* begin Data records *
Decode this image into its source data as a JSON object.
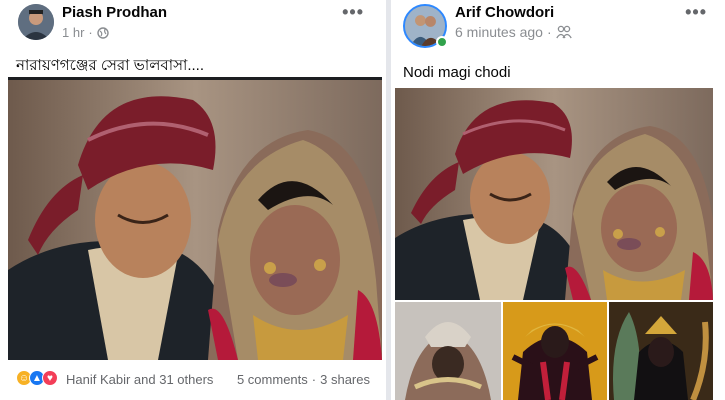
{
  "left_post": {
    "author": "Piash Prodhan",
    "time": "1 hr",
    "separator": "·",
    "privacy_icon": "public-globe-icon",
    "more_icon": "more-options-icon",
    "caption": "নারায়ণগঞ্জের সেরা ভালবাসা....",
    "reactions": {
      "icons": [
        "haha-reaction-icon",
        "like-reaction-icon",
        "love-reaction-icon"
      ],
      "names": "Hanif Kabir and 31 others"
    },
    "comments": "5 comments",
    "dot": "·",
    "shares": "3 shares"
  },
  "right_post": {
    "author": "Arif Chowdori",
    "time": "6 minutes ago",
    "separator": "·",
    "privacy_icon": "friends-icon",
    "more_icon": "more-options-icon",
    "online_status_color": "#31a24c",
    "caption": "Nodi magi chodi"
  },
  "colors": {
    "background": "#e4e6eb",
    "card": "#ffffff",
    "secondary_text": "#65676b",
    "like_blue": "#1877f2",
    "love_red": "#f33e58",
    "haha_yellow": "#f7b125"
  }
}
* end Data records *
Stated problem
Copy the material above exactly and drop the pictures.

Complete response
Decode this image into its source data as a JSON object.
{
  "left_post": {
    "author": "Piash Prodhan",
    "time": "1 hr",
    "separator": "·",
    "privacy_icon": "public-globe-icon",
    "more_icon": "more-options-icon",
    "caption": "নারায়ণগঞ্জের সেরা ভালবাসা....",
    "reactions": {
      "icons": [
        "haha-reaction-icon",
        "like-reaction-icon",
        "love-reaction-icon"
      ],
      "names": "Hanif Kabir and 31 others"
    },
    "comments": "5 comments",
    "dot": "·",
    "shares": "3 shares"
  },
  "right_post": {
    "author": "Arif Chowdori",
    "time": "6 minutes ago",
    "separator": "·",
    "privacy_icon": "friends-icon",
    "more_icon": "more-options-icon",
    "online_status_color": "#31a24c",
    "caption": "Nodi magi chodi"
  },
  "colors": {
    "background": "#e4e6eb",
    "card": "#ffffff",
    "secondary_text": "#65676b",
    "like_blue": "#1877f2",
    "love_red": "#f33e58",
    "haha_yellow": "#f7b125"
  }
}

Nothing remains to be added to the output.